### Set problem
Set down the material once more, exactly as it appears.

# START OF Input material

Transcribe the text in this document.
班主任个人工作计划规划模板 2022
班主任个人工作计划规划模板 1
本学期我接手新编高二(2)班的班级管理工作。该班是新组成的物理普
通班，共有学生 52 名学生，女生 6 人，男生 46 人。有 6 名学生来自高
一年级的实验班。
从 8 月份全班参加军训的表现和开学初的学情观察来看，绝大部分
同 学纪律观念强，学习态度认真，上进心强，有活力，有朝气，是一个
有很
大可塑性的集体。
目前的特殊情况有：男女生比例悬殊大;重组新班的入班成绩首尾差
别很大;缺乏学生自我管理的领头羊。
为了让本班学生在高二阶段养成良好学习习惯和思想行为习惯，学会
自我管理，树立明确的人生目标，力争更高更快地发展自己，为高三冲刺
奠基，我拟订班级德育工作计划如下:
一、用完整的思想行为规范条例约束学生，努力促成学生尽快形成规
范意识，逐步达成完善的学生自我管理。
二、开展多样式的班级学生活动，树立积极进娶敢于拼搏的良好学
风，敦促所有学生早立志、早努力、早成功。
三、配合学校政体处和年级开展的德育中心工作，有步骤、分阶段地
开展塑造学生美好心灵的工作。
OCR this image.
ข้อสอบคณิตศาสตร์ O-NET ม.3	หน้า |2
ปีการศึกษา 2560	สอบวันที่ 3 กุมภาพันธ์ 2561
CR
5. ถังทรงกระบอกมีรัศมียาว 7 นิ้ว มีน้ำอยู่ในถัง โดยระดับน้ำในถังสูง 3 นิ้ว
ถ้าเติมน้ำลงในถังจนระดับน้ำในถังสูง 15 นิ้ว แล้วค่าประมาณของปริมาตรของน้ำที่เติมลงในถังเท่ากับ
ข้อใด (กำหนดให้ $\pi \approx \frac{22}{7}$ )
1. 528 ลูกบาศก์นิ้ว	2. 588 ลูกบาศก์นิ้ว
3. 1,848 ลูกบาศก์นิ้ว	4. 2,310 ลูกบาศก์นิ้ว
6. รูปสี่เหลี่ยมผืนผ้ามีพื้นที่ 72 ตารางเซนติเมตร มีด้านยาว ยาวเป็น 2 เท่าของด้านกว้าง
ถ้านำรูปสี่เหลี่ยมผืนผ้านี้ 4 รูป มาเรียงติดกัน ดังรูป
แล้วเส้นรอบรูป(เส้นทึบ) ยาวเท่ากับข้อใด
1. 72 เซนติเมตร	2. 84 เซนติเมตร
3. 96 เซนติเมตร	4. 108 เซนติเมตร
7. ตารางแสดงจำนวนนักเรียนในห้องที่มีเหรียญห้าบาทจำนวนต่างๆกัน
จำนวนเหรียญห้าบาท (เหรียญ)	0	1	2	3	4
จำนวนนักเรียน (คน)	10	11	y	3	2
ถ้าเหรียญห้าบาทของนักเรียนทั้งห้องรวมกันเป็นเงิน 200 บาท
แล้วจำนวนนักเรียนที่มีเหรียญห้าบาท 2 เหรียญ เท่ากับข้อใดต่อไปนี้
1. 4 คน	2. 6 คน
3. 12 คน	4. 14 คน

# END OF Input material

### Task output
Transcribe the text in this document.
班主任个人工作计划规划模板 2022
班主任个人工作计划规划模板 1
本学期我接手新编高二(2)班的班级管理工作。该班是新组成的物理普
通班，共有学生 52 名学生，女生 6 人，男生 46 人。有 6 名学生来自高
一年级的实验班。
从 8 月份全班参加军训的表现和开学初的学情观察来看，绝大部分
同 学纪律观念强，学习态度认真，上进心强，有活力，有朝气，是一个
有很
大可塑性的集体。
目前的特殊情况有：男女生比例悬殊大;重组新班的入班成绩首尾差
别很大;缺乏学生自我管理的领头羊。
为了让本班学生在高二阶段养成良好学习习惯和思想行为习惯，学会
自我管理，树立明确的人生目标，力争更高更快地发展自己，为高三冲刺
奠基，我拟订班级德育工作计划如下:
一、用完整的思想行为规范条例约束学生，努力促成学生尽快形成规
范意识，逐步达成完善的学生自我管理。
二、开展多样式的班级学生活动，树立积极进娶敢于拼搏的良好学
风，敦促所有学生早立志、早努力、早成功。
三、配合学校政体处和年级开展的德育中心工作，有步骤、分阶段地
开展塑造学生美好心灵的工作。
OCR this image.
ข้อสอบคณิตศาสตร์ O-NET ม.3	หน้า |2
ปีการศึกษา 2560	สอบวันที่ 3 กุมภาพันธ์ 2561
CR
5. ถังทรงกระบอกมีรัศมียาว 7 นิ้ว มีน้ำอยู่ในถัง โดยระดับน้ำในถังสูง 3 นิ้ว
ถ้าเติมน้ำลงในถังจนระดับน้ำในถังสูง 15 นิ้ว แล้วค่าประมาณของปริมาตรของน้ำที่เติมลงในถังเท่ากับ
ข้อใด (กำหนดให้ $\pi \approx \frac{22}{7}$ )
1. 528 ลูกบาศก์นิ้ว	2. 588 ลูกบาศก์นิ้ว
3. 1,848 ลูกบาศก์นิ้ว	4. 2,310 ลูกบาศก์นิ้ว
6. รูปสี่เหลี่ยมผืนผ้ามีพื้นที่ 72 ตารางเซนติเมตร มีด้านยาว ยาวเป็น 2 เท่าของด้านกว้าง
ถ้านำรูปสี่เหลี่ยมผืนผ้านี้ 4 รูป มาเรียงติดกัน ดังรูป
แล้วเส้นรอบรูป(เส้นทึบ) ยาวเท่ากับข้อใด
1. 72 เซนติเมตร	2. 84 เซนติเมตร
3. 96 เซนติเมตร	4. 108 เซนติเมตร
7. ตารางแสดงจำนวนนักเรียนในห้องที่มีเหรียญห้าบาทจำนวนต่างๆกัน
จำนวนเหรียญห้าบาท (เหรียญ)	0	1	2	3	4
จำนวนนักเรียน (คน)	10	11	y	3	2
ถ้าเหรียญห้าบาทของนักเรียนทั้งห้องรวมกันเป็นเงิน 200 บาท
แล้วจำนวนนักเรียนที่มีเหรียญห้าบาท 2 เหรียญ เท่ากับข้อใดต่อไปนี้
1. 4 คน	2. 6 คน
3. 12 คน	4. 14 คน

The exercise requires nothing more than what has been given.